## What to produce
Copy out each line of the material below with no changes.

● ● ●

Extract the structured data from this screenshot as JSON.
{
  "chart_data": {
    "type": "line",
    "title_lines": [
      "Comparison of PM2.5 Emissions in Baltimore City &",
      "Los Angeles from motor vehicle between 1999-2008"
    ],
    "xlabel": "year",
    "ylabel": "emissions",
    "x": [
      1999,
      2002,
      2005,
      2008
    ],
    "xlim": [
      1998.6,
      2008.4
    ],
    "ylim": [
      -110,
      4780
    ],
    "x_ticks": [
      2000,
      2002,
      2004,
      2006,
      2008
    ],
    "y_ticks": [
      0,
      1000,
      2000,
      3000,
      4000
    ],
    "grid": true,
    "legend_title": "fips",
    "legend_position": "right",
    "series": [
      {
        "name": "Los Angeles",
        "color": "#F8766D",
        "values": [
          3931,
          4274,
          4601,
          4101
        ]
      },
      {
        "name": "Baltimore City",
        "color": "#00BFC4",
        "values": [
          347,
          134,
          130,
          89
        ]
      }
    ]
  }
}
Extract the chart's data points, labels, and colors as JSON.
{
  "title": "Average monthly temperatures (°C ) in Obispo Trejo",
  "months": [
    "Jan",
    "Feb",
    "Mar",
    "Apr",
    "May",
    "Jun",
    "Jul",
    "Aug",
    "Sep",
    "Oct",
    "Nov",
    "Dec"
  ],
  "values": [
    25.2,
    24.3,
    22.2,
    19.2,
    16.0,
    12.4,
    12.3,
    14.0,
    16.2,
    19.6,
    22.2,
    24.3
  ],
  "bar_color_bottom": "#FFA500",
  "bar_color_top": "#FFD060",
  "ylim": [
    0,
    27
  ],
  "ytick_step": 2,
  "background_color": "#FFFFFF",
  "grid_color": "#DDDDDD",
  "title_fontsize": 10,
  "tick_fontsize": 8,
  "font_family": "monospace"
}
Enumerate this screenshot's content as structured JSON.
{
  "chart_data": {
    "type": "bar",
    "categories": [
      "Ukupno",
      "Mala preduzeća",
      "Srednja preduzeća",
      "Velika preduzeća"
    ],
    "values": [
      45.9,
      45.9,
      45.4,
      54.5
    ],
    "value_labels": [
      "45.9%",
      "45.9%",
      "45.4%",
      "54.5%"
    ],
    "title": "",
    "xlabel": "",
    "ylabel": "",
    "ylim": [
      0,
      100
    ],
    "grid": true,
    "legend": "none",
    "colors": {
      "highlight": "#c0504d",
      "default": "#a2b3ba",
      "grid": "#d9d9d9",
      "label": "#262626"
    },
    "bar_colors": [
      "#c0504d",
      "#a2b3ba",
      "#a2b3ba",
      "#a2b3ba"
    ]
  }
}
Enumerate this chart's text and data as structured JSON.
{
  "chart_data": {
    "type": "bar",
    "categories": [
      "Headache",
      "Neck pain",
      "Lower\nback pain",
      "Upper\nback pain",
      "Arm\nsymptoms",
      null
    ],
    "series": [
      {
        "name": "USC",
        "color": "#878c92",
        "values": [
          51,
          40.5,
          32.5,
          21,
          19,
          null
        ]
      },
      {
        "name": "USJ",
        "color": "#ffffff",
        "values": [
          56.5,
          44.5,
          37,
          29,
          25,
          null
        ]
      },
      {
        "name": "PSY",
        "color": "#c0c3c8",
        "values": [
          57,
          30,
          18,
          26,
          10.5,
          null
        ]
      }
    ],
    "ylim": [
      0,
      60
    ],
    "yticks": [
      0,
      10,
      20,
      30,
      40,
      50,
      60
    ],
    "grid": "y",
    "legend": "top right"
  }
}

● ● ●

## Task answer
Extract the structured data from this screenshot as JSON.
{
  "chart_data": {
    "type": "line",
    "title_lines": [
      "Comparison of PM2.5 Emissions in Baltimore City &",
      "Los Angeles from motor vehicle between 1999-2008"
    ],
    "xlabel": "year",
    "ylabel": "emissions",
    "x": [
      1999,
      2002,
      2005,
      2008
    ],
    "xlim": [
      1998.6,
      2008.4
    ],
    "ylim": [
      -110,
      4780
    ],
    "x_ticks": [
      2000,
      2002,
      2004,
      2006,
      2008
    ],
    "y_ticks": [
      0,
      1000,
      2000,
      3000,
      4000
    ],
    "grid": true,
    "legend_title": "fips",
    "legend_position": "right",
    "series": [
      {
        "name": "Los Angeles",
        "color": "#F8766D",
        "values": [
          3931,
          4274,
          4601,
          4101
        ]
      },
      {
        "name": "Baltimore City",
        "color": "#00BFC4",
        "values": [
          347,
          134,
          130,
          89
        ]
      }
    ]
  }
}
Extract the chart's data points, labels, and colors as JSON.
{
  "title": "Average monthly temperatures (°C ) in Obispo Trejo",
  "months": [
    "Jan",
    "Feb",
    "Mar",
    "Apr",
    "May",
    "Jun",
    "Jul",
    "Aug",
    "Sep",
    "Oct",
    "Nov",
    "Dec"
  ],
  "values": [
    25.2,
    24.3,
    22.2,
    19.2,
    16.0,
    12.4,
    12.3,
    14.0,
    16.2,
    19.6,
    22.2,
    24.3
  ],
  "bar_color_bottom": "#FFA500",
  "bar_color_top": "#FFD060",
  "ylim": [
    0,
    27
  ],
  "ytick_step": 2,
  "background_color": "#FFFFFF",
  "grid_color": "#DDDDDD",
  "title_fontsize": 10,
  "tick_fontsize": 8,
  "font_family": "monospace"
}
Enumerate this screenshot's content as structured JSON.
{
  "chart_data": {
    "type": "bar",
    "categories": [
      "Ukupno",
      "Mala preduzeća",
      "Srednja preduzeća",
      "Velika preduzeća"
    ],
    "values": [
      45.9,
      45.9,
      45.4,
      54.5
    ],
    "value_labels": [
      "45.9%",
      "45.9%",
      "45.4%",
      "54.5%"
    ],
    "title": "",
    "xlabel": "",
    "ylabel": "",
    "ylim": [
      0,
      100
    ],
    "grid": true,
    "legend": "none",
    "colors": {
      "highlight": "#c0504d",
      "default": "#a2b3ba",
      "grid": "#d9d9d9",
      "label": "#262626"
    },
    "bar_colors": [
      "#c0504d",
      "#a2b3ba",
      "#a2b3ba",
      "#a2b3ba"
    ]
  }
}
Enumerate this chart's text and data as structured JSON.
{
  "chart_data": {
    "type": "bar",
    "categories": [
      "Headache",
      "Neck pain",
      "Lower\nback pain",
      "Upper\nback pain",
      "Arm\nsymptoms",
      null
    ],
    "series": [
      {
        "name": "USC",
        "color": "#878c92",
        "values": [
          51,
          40.5,
          32.5,
          21,
          19,
          null
        ]
      },
      {
        "name": "USJ",
        "color": "#ffffff",
        "values": [
          56.5,
          44.5,
          37,
          29,
          25,
          null
        ]
      },
      {
        "name": "PSY",
        "color": "#c0c3c8",
        "values": [
          57,
          30,
          18,
          26,
          10.5,
          null
        ]
      }
    ],
    "ylim": [
      0,
      60
    ],
    "yticks": [
      0,
      10,
      20,
      30,
      40,
      50,
      60
    ],
    "grid": "y",
    "legend": "top right"
  }
}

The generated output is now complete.